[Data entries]
* * * * *
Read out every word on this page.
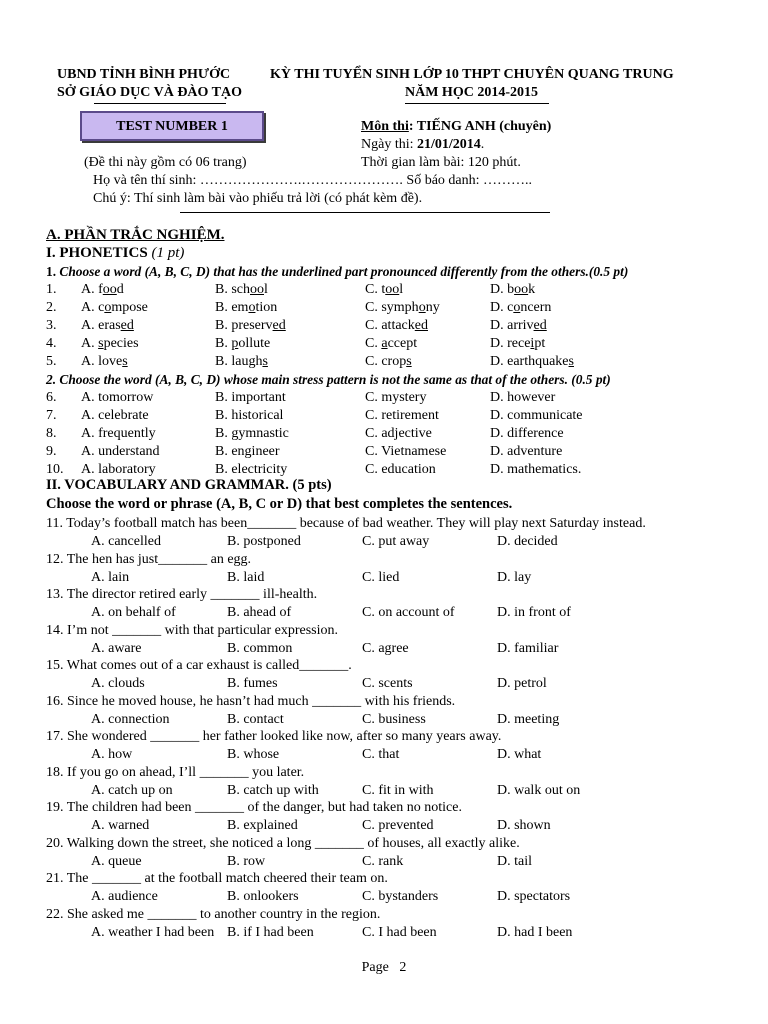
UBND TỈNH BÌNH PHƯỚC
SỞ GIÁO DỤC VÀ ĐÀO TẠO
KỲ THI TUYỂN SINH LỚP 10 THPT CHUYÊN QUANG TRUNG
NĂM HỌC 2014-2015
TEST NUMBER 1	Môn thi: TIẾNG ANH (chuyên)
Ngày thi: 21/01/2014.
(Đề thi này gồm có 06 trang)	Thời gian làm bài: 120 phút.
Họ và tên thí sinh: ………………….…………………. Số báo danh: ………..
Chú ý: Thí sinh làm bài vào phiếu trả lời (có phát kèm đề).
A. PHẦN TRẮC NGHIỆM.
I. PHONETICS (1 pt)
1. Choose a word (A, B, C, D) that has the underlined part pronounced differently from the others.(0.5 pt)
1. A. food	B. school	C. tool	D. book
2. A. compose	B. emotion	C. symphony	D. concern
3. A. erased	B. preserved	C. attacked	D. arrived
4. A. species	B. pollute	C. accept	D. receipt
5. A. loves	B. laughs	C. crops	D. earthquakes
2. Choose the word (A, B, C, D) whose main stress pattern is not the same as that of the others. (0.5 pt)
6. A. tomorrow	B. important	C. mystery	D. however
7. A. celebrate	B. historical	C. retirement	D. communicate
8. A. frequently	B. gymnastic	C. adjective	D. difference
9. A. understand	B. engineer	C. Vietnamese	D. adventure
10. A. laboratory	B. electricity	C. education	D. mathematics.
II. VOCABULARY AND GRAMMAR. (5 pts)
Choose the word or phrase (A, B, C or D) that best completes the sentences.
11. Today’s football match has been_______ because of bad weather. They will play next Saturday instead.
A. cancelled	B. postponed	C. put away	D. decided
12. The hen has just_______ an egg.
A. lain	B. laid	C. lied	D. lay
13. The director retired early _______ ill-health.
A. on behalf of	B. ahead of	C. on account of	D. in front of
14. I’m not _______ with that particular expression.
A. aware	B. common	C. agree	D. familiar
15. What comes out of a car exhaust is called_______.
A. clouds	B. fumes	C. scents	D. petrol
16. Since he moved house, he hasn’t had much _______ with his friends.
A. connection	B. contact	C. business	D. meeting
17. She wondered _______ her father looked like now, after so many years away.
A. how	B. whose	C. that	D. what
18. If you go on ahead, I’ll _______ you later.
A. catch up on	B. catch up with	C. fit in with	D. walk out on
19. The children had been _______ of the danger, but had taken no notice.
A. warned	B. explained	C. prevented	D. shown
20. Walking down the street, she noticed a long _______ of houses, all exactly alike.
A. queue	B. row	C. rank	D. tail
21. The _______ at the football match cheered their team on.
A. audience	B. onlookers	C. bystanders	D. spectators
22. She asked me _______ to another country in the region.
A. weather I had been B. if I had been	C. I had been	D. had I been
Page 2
* * * * *
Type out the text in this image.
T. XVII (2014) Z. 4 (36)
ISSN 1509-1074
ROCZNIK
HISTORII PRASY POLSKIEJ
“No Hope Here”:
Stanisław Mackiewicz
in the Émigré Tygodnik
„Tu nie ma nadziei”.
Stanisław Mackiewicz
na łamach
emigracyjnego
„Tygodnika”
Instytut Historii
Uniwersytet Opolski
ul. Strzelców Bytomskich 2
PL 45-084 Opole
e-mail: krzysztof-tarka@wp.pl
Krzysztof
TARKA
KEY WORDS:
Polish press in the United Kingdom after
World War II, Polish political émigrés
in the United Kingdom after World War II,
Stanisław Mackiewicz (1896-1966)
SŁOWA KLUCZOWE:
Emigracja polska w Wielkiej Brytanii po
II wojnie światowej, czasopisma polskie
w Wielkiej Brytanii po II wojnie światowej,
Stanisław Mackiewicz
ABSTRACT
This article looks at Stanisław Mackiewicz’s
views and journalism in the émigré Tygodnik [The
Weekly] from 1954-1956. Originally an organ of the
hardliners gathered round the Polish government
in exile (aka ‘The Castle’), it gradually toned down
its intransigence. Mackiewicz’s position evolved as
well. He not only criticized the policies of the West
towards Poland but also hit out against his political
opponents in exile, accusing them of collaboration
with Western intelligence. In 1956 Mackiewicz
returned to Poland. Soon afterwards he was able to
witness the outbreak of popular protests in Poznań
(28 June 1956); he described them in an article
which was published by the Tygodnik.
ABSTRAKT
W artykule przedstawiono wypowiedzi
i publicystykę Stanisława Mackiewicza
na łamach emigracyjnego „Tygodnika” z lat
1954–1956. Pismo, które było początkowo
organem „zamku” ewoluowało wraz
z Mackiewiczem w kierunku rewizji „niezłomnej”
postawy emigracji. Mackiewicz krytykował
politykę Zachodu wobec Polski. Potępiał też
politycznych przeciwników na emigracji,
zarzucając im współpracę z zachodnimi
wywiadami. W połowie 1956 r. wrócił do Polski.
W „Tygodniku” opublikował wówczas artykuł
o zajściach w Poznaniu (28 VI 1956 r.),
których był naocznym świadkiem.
* * * * *
◆ Problem requirements
In the listing, find all lines with the string "Brytanii" and copy them.

◆ Output for this exercise
Emigracja polska w Wielkiej Brytanii po
w Wielkiej Brytanii po II wojnie światowej,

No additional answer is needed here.